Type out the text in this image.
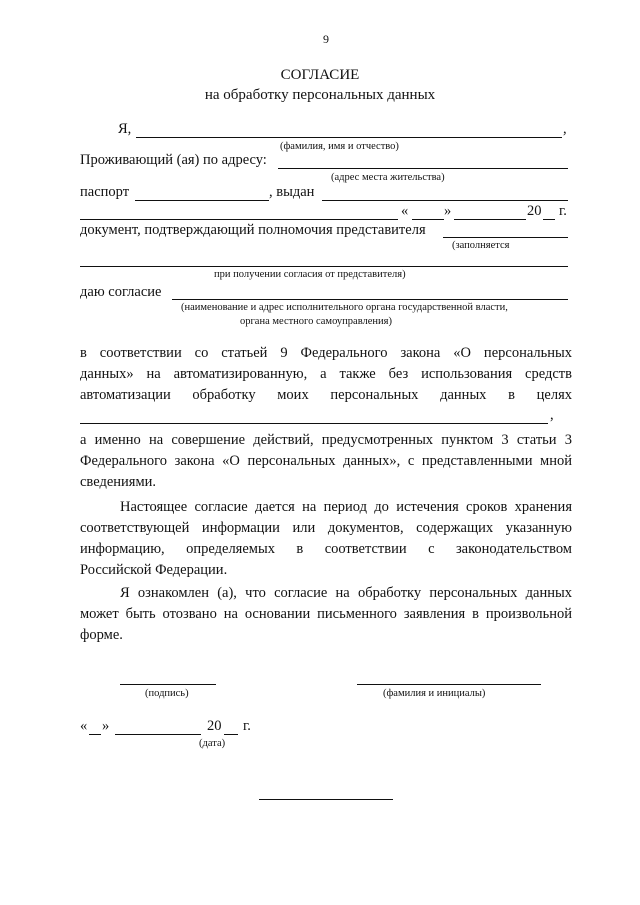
9
СОГЛАСИЕ
на обработку персональных данных
Я,	,
(фамилия, имя и отчество)
Проживающий (ая) по адресу:
(адрес места жительства)
паспорт	, выдан
« »	20 г.
документ, подтверждающий полномочия представителя
(заполняется
при получении согласия от представителя)
даю согласие
(наименование и адрес исполнительного органа государственной власти,
органа местного самоуправления)
в соответствии со статьей 9 Федерального закона «О персональных
данных» на автоматизированную, а также без использования средств
автоматизации обработку моих персональных данных в целях
,
а именно на совершение действий, предусмотренных пунктом 3 статьи 3
Федерального закона «О персональных данных», с представленными мной
сведениями.
Настоящее согласие дается на период до истечения сроков хранения
соответствующей информации или документов, содержащих указанную
информацию, определяемых в соответствии с законодательством
Российской Федерации.
Я ознакомлен (а), что согласие на обработку персональных данных
может быть отозвано на основании письменного заявления в произвольной
форме.
(подпись)	(фамилия и инициалы)
« »	20 г.
(дата)
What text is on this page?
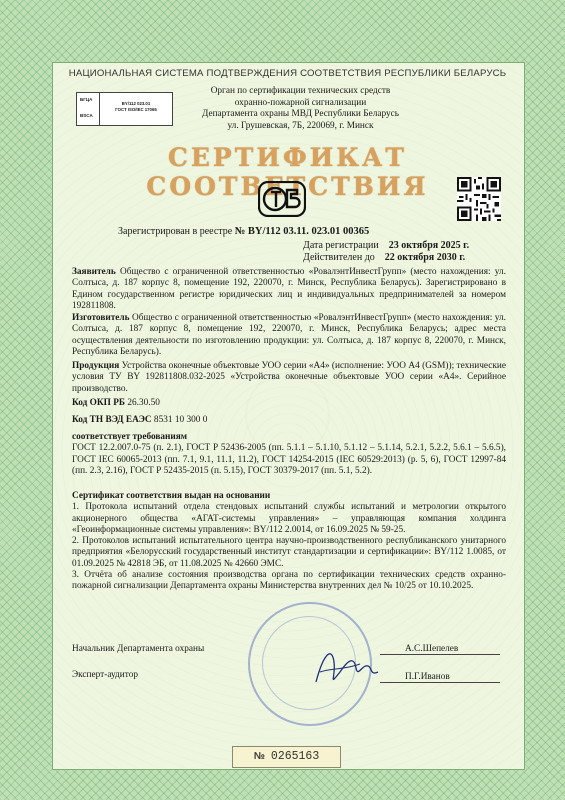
НАЦИОНАЛЬНАЯ СИСТЕМА ПОДТВЕРЖДЕНИЯ СООТВЕТСТВИЯ РЕСПУБЛИКИ БЕЛАРУСЬ
БГЦА
BSCA
BY/112 023.01
ГОСТ ISO/IEC 17065
Орган по сертификации технических средств
охранно-пожарной сигнализации
Департамента охраны МВД Республики Беларусь
ул. Грушевская, 7Б, 220069, г. Минск
СЕРТИФИКАТ СООТВЕТСТВИЯ
Зарегистрирован в реестре № BY/112 03.11. 023.01 00365
Дата регистрации 23 октября 2025 г.
Действителен до 22 октября 2030 г.
Заявитель Общество с ограниченной ответственностью «РовалэнтИнвестГрупп» (место нахождения: ул. Солтыса, д. 187 корпус 8, помещение 192, 220070, г. Минск, Республика Беларусь). Зарегистрировано в Едином государственном регистре юридических лиц и индивидуальных предпринимателей за номером 192811808.
Изготовитель Общество с ограниченной ответственностью «РовалэнтИнвестГрупп» (место нахождения: ул. Солтыса, д. 187 корпус 8, помещение 192, 220070, г. Минск, Республика Беларусь; адрес места осуществления деятельности по изготовлению продукции: ул. Солтыса, д. 187 корпус 8, 220070, г. Минск, Республика Беларусь).
Продукция Устройства оконечные объектовые УОО серии «А4» (исполнение: УОО А4 (GSM)); технические условия ТУ BY 192811808.032-2025 «Устройства оконечные объектовые УОО серии «А4». Серийное производство.
Код ОКП РБ 26.30.50
Код ТН ВЭД ЕАЭС 8531 10 300 0
соответствует требованиям
ГОСТ 12.2.007.0-75 (п. 2.1), ГОСТ Р 52436-2005 (пп. 5.1.1 – 5.1.10, 5.1.12 – 5.1.14, 5.2.1, 5.2.2, 5.6.1 – 5.6.5), ГОСТ IEC 60065-2013 (пп. 7.1, 9.1, 11.1, 11.2), ГОСТ 14254-2015 (IEC 60529:2013) (р. 5, 6), ГОСТ 12997-84 (пп. 2.3, 2.16), ГОСТ Р 52435-2015 (п. 5.15), ГОСТ 30379-2017 (пп. 5.1, 5.2).
Сертификат соответствия выдан на основании
1. Протокола испытаний отдела стендовых испытаний службы испытаний и метрологии открытого акционерного общества «АГАТ-системы управления» – управляющая компания холдинга «Геоинформационные системы управления»: BY/112 2.0014, от 16.09.2025 № 59-25.
2. Протоколов испытаний испытательного центра научно-производственного республиканского унитарного предприятия «Белорусский государственный институт стандартизации и сертификации»: BY/112 1.0085, от 01.09.2025 № 42818 ЭБ, от 11.08.2025 № 42660 ЭМС.
3. Отчёта об анализе состояния производства органа по сертификации технических средств охранно-пожарной сигнализации Департамента охраны Министерства внутренних дел № 10/25 от 10.10.2025.
Начальник Департамента охраны	А.С.Шепелев
Эксперт-аудитор	П.Г.Иванов
№ 0265163
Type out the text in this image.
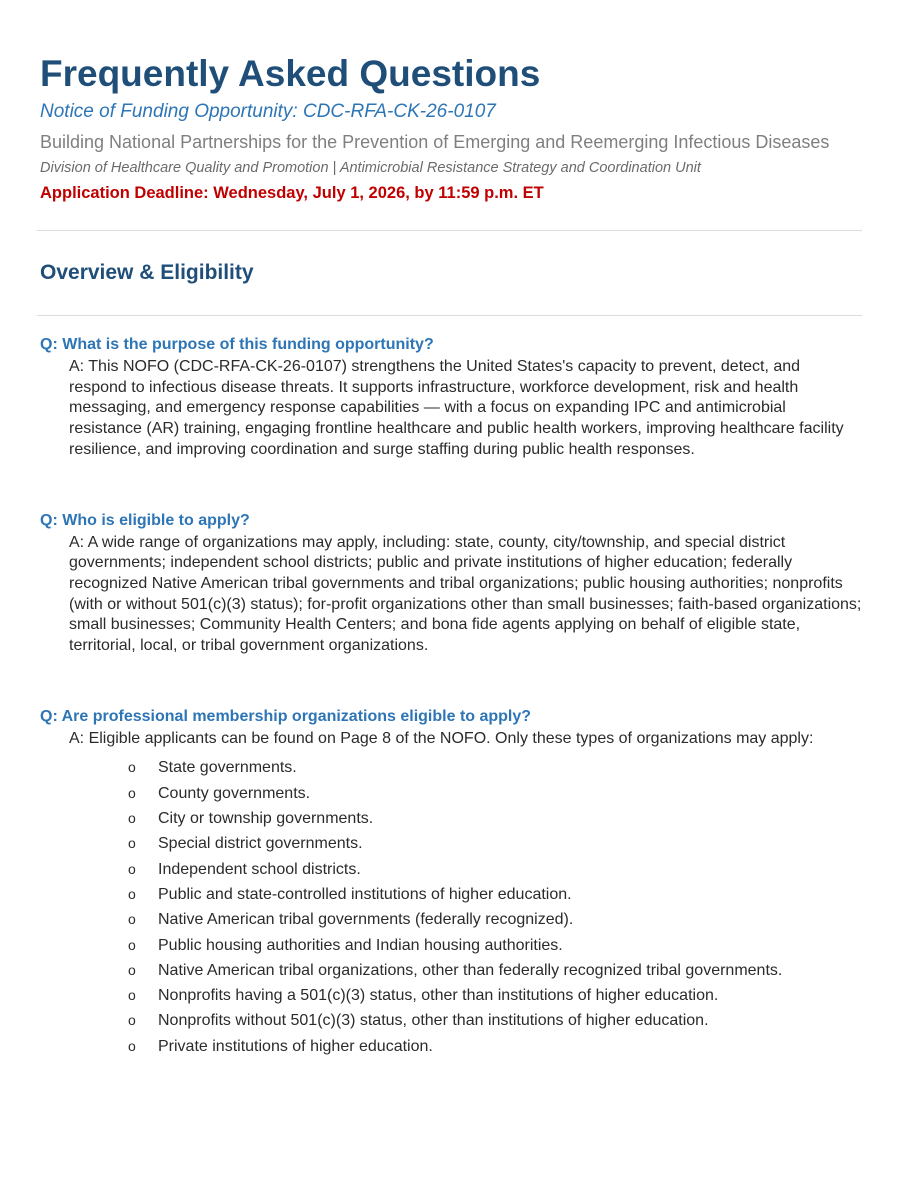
Frequently Asked Questions
Notice of Funding Opportunity: CDC-RFA-CK-26-0107
Building National Partnerships for the Prevention of Emerging and Reemerging Infectious Diseases
Division of Healthcare Quality and Promotion | Antimicrobial Resistance Strategy and Coordination Unit
Application Deadline: Wednesday, July 1, 2026, by 11:59 p.m. ET
Overview & Eligibility
Q: What is the purpose of this funding opportunity?
A: This NOFO (CDC-RFA-CK-26-0107) strengthens the United States's capacity to prevent, detect, and respond to infectious disease threats. It supports infrastructure, workforce development, risk and health messaging, and emergency response capabilities — with a focus on expanding IPC and antimicrobial resistance (AR) training, engaging frontline healthcare and public health workers, improving healthcare facility resilience, and improving coordination and surge staffing during public health responses.
Q: Who is eligible to apply?
A: A wide range of organizations may apply, including: state, county, city/township, and special district governments; independent school districts; public and private institutions of higher education; federally recognized Native American tribal governments and tribal organizations; public housing authorities; nonprofits (with or without 501(c)(3) status); for-profit organizations other than small businesses; faith-based organizations; small businesses; Community Health Centers; and bona fide agents applying on behalf of eligible state, territorial, local, or tribal government organizations.
Q: Are professional membership organizations eligible to apply?
A: Eligible applicants can be found on Page 8 of the NOFO. Only these types of organizations may apply:
o State governments.
o County governments.
o City or township governments.
o Special district governments.
o Independent school districts.
o Public and state-controlled institutions of higher education.
o Native American tribal governments (federally recognized).
o Public housing authorities and Indian housing authorities.
o Native American tribal organizations, other than federally recognized tribal governments.
o Nonprofits having a 501(c)(3) status, other than institutions of higher education.
o Nonprofits without 501(c)(3) status, other than institutions of higher education.
o Private institutions of higher education.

::::

**Problem statement:** Using the records above, select and copy every line that has the word "township".

**Answer in full:**
A: A wide range of organizations may apply, including: state, county, city/township, and special district governments; independent school districts; public and private institutions of higher education; federally recognized Native American tribal governments and tribal organizations; public housing authorities; nonprofits (with or without 501(c)(3) status); for-profit organizations other than small businesses; faith-based organizations; small businesses; Community Health Centers; and bona fide agents applying on behalf of eligible state, territorial, local, or tribal government organizations.
o City or township governments.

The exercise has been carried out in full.